Stated task
Pick out the lines below that include the string "this".

──────── Data listing

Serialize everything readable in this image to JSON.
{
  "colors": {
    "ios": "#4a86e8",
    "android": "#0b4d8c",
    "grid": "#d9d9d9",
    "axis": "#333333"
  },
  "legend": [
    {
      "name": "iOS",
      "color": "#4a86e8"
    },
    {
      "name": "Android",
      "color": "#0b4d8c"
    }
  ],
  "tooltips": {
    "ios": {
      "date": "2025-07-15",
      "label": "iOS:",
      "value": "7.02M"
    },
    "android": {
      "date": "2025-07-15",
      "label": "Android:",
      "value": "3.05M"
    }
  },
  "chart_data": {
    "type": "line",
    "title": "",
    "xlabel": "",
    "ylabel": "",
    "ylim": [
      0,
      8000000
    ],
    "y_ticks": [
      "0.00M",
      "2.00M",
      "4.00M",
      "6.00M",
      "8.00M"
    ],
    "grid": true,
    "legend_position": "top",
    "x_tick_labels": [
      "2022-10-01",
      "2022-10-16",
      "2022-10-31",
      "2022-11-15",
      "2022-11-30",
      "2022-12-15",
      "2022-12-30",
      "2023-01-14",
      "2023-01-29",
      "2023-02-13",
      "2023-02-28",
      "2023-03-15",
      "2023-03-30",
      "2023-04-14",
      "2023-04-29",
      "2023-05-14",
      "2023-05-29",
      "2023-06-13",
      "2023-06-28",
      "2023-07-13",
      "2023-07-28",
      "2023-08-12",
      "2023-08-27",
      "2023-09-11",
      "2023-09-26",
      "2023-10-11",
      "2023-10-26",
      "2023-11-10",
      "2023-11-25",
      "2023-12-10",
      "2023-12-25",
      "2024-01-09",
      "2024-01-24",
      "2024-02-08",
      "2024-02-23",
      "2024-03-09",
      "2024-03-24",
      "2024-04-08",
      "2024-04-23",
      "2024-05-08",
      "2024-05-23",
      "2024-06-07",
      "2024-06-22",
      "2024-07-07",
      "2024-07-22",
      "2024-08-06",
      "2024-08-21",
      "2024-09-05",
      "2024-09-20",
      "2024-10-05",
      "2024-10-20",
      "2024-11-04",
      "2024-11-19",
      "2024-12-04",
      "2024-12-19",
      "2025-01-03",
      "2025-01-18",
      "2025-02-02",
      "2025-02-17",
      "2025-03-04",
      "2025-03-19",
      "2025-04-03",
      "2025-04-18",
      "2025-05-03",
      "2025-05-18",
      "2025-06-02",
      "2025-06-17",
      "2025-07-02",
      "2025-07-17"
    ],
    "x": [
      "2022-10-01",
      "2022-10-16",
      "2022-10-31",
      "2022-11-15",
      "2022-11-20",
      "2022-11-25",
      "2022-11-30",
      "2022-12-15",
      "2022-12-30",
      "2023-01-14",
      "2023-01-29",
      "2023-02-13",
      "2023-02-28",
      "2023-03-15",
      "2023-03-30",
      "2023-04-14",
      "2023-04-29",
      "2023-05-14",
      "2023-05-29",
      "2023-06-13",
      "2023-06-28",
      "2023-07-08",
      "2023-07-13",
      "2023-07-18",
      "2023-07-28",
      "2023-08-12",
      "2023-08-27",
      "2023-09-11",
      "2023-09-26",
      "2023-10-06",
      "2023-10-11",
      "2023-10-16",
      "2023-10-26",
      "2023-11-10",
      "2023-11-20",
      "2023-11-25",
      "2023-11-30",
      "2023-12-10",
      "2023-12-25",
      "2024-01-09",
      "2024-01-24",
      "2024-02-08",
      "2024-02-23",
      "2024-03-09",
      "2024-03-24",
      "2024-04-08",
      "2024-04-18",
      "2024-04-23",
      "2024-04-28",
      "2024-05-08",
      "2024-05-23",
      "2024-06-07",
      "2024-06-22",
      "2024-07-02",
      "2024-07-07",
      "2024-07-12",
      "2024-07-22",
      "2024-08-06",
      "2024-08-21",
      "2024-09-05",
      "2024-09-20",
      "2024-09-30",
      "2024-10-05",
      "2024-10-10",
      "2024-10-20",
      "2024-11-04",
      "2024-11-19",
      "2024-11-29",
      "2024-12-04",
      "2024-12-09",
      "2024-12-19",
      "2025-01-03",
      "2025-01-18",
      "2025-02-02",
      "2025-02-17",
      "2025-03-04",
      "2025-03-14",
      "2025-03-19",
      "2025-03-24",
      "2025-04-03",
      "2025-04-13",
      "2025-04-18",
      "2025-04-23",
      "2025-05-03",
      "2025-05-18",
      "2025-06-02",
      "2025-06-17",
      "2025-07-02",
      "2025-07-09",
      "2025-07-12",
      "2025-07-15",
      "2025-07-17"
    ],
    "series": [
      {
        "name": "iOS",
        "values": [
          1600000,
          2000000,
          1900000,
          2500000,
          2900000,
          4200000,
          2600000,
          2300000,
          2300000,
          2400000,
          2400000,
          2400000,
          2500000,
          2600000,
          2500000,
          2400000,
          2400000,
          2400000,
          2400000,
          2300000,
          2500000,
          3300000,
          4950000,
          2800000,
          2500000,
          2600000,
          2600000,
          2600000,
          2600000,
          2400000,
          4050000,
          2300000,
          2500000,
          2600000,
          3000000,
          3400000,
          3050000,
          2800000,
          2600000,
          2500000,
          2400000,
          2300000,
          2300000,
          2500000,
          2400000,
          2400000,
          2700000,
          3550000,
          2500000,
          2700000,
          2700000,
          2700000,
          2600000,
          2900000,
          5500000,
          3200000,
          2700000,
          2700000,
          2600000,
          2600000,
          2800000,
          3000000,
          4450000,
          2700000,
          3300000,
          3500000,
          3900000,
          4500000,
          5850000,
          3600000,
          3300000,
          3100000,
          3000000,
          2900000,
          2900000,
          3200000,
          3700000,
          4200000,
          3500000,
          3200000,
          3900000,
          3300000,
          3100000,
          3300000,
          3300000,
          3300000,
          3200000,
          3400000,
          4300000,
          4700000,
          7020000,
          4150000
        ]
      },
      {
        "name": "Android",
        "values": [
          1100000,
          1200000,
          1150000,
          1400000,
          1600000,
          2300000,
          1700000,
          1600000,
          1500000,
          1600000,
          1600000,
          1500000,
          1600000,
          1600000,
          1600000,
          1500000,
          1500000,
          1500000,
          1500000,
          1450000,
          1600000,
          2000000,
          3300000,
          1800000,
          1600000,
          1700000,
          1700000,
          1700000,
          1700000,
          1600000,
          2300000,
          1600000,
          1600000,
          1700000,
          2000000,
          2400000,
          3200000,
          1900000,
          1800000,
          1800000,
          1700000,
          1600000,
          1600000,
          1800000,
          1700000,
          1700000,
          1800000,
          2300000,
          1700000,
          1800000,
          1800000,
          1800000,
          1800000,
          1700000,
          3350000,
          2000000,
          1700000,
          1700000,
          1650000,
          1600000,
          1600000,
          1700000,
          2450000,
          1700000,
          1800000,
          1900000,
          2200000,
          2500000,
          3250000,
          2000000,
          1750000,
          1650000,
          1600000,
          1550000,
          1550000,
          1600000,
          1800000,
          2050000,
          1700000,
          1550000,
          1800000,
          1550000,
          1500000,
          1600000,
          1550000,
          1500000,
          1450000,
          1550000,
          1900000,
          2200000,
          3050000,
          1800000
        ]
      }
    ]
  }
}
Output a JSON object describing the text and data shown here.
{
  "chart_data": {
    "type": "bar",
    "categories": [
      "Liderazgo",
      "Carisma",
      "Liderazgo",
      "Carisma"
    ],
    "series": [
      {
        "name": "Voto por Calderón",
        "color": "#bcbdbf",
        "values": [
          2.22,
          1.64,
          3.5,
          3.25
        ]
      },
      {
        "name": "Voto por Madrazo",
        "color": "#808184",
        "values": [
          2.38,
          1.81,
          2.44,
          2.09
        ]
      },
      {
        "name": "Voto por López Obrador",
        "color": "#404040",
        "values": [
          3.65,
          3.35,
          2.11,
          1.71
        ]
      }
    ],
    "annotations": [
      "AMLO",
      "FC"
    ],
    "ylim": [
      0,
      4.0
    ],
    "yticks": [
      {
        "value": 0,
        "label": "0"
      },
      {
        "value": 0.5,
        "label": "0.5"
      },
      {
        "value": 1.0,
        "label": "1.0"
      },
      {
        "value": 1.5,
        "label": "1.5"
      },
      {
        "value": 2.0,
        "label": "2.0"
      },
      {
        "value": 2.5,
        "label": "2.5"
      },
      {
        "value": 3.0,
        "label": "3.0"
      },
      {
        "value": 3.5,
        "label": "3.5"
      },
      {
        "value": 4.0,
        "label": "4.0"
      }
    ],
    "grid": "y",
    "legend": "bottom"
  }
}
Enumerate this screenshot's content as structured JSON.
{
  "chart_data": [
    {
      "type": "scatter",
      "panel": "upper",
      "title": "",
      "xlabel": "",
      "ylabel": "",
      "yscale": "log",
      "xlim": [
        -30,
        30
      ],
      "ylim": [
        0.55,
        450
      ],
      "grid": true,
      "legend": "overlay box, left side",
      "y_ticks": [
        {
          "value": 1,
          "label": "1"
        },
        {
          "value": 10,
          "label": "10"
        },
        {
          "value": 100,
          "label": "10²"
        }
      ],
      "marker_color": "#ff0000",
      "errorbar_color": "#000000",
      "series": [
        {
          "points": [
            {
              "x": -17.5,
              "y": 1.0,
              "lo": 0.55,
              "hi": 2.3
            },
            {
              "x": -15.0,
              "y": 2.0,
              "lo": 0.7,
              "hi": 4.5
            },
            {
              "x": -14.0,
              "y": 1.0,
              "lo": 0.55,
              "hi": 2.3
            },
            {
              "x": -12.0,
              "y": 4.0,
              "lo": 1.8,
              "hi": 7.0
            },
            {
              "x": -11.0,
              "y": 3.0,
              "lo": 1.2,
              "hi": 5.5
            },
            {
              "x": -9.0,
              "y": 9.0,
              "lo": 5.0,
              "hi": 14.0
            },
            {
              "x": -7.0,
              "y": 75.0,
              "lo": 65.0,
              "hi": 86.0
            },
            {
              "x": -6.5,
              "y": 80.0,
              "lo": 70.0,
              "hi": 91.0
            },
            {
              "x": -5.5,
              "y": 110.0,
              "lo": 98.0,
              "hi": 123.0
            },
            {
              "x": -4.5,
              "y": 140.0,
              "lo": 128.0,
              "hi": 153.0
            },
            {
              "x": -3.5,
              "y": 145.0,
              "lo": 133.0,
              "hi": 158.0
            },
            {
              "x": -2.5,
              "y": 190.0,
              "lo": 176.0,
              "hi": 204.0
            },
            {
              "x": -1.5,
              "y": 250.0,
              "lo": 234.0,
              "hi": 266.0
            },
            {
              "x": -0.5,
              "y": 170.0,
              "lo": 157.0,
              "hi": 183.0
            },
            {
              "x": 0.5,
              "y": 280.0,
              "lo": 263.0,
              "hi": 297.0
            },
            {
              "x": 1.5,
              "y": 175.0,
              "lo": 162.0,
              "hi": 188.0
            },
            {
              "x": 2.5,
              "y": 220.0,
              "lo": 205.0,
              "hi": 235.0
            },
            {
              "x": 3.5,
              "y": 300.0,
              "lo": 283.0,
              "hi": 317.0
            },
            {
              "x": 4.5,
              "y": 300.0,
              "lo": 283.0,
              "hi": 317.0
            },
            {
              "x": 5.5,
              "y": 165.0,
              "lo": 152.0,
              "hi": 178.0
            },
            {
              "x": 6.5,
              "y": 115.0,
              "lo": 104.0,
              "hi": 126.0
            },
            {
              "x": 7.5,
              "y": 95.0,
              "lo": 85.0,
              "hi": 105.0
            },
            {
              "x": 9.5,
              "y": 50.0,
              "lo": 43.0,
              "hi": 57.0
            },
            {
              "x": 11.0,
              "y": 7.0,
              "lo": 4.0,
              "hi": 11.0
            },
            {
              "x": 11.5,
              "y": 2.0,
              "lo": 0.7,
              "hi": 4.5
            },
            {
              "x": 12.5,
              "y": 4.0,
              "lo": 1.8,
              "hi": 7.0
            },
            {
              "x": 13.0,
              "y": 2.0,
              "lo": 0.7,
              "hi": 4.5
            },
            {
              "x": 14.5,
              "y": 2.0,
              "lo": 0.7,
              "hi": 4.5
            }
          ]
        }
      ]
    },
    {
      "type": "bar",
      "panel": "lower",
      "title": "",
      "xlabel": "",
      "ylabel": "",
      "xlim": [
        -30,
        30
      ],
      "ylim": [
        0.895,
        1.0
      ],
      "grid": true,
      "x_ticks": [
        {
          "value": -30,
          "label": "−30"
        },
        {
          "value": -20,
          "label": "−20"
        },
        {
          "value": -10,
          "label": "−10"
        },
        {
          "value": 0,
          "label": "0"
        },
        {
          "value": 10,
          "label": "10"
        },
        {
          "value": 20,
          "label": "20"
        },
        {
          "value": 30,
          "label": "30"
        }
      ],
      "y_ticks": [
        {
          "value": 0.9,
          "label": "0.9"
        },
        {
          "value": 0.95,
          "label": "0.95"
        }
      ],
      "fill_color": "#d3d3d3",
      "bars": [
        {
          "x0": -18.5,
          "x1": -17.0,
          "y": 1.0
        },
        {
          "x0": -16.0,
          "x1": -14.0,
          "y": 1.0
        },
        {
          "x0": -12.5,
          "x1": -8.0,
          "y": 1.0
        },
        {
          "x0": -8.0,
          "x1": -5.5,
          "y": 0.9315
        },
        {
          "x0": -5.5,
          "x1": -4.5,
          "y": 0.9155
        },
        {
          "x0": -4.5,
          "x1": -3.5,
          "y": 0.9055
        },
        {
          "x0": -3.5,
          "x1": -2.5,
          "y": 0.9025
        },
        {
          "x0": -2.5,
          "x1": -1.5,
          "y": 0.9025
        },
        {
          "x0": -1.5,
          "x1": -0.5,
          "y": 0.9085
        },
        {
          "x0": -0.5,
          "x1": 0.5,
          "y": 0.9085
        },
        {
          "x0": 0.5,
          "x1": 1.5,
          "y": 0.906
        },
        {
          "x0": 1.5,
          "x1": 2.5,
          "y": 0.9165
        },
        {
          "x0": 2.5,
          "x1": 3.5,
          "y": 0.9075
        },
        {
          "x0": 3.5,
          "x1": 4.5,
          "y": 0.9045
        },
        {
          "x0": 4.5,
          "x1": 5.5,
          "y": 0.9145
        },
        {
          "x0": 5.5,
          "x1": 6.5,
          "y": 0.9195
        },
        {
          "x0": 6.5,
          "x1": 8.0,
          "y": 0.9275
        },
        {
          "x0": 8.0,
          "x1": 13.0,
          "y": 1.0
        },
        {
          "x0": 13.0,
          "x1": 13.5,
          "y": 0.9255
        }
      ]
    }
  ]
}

────────────────

Written response
Serialize everything readable in this image to JSON.
Enumerate this screenshot's content as structured JSON.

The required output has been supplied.